Collected data entries
**********

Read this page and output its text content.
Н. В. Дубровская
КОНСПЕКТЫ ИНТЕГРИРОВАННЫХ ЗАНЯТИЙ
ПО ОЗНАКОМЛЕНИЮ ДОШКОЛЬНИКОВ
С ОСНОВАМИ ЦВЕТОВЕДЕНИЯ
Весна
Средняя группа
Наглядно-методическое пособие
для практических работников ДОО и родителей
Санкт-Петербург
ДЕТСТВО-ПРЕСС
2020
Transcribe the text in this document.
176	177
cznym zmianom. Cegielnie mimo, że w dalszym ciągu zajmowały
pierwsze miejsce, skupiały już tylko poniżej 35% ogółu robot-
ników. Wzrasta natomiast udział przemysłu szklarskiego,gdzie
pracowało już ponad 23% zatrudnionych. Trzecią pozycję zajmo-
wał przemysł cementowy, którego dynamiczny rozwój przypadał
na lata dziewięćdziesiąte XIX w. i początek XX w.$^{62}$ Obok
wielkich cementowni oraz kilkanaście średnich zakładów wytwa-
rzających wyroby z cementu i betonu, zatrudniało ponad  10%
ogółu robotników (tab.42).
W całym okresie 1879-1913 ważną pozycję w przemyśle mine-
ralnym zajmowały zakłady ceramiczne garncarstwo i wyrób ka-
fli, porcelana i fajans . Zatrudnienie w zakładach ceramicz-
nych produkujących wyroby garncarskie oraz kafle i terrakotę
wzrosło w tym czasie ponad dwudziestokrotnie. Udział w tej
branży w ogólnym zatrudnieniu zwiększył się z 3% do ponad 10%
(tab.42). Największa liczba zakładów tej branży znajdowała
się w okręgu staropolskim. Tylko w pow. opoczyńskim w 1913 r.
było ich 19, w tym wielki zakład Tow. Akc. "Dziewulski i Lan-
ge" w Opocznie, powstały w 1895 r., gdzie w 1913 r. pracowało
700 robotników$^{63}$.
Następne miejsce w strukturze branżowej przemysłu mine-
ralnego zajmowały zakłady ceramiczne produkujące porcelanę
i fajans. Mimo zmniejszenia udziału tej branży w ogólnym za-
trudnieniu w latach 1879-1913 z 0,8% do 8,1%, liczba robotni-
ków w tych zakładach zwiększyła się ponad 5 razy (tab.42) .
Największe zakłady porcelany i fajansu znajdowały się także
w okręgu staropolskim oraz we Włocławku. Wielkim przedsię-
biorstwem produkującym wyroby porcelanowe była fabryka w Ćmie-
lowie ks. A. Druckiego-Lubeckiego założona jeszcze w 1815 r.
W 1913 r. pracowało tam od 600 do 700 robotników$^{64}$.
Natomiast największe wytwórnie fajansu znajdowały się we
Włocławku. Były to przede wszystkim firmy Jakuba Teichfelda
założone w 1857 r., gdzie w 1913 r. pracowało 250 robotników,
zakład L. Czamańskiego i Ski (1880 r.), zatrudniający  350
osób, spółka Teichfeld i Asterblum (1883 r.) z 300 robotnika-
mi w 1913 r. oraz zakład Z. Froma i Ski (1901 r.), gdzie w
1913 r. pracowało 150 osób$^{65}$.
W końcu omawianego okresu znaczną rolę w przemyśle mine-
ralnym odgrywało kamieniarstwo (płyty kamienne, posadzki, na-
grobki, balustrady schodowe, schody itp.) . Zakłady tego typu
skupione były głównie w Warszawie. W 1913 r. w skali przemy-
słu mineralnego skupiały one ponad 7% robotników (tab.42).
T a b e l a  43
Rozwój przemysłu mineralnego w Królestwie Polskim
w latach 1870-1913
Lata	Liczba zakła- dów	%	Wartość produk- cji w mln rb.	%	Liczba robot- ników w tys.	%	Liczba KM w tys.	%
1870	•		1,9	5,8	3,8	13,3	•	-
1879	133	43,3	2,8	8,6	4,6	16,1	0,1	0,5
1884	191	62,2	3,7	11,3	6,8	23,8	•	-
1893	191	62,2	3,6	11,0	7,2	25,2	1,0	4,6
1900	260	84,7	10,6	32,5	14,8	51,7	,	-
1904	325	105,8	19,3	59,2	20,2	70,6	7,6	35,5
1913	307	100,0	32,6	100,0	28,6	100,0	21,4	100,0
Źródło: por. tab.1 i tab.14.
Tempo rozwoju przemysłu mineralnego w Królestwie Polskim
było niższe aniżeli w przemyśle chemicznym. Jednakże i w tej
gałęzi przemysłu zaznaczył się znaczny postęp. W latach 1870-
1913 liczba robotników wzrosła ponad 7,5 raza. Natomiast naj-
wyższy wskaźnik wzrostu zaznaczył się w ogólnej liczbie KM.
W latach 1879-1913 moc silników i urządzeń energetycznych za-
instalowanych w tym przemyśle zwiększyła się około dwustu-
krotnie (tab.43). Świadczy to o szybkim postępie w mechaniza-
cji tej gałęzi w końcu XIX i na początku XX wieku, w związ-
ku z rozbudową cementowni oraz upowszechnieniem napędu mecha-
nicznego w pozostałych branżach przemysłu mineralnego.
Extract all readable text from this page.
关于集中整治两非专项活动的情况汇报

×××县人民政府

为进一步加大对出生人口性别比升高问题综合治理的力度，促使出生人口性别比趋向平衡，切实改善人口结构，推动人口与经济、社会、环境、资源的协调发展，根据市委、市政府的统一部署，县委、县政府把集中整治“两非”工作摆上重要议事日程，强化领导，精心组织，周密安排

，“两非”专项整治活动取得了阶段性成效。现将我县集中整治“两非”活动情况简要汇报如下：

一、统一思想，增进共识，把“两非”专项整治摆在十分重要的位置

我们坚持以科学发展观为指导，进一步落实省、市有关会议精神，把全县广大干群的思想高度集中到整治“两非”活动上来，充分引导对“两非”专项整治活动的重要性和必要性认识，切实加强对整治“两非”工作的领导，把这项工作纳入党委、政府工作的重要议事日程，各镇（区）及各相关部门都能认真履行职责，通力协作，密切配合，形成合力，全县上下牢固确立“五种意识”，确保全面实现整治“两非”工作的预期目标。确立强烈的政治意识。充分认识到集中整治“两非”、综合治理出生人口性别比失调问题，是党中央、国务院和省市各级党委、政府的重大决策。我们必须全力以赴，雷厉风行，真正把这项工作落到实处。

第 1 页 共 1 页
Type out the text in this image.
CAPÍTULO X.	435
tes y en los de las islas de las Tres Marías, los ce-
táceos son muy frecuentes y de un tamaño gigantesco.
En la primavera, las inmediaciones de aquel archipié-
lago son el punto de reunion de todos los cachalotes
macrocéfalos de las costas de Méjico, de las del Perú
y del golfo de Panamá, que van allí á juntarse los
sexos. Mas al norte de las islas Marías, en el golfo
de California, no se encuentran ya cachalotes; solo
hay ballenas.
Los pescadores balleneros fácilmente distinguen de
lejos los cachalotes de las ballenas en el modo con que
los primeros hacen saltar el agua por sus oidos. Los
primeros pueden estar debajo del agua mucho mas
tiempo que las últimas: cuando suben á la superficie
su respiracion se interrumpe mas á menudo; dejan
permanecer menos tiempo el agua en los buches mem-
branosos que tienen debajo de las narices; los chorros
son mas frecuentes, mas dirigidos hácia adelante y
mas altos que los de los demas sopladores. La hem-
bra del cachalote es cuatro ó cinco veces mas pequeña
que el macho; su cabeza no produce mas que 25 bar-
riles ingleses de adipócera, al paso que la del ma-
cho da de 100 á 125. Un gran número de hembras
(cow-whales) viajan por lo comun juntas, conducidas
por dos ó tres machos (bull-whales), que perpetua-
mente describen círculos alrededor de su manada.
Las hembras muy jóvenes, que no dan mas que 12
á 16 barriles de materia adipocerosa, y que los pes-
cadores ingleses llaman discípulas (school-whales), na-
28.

**********

◆ **What is asked**
Filter the records above for lines containing the word "tiempo", and copy those lines.

◆ **Task output**
tiempo que las últimas: cuando suben á la superficie
permanecer menos tiempo el agua en los buches mem-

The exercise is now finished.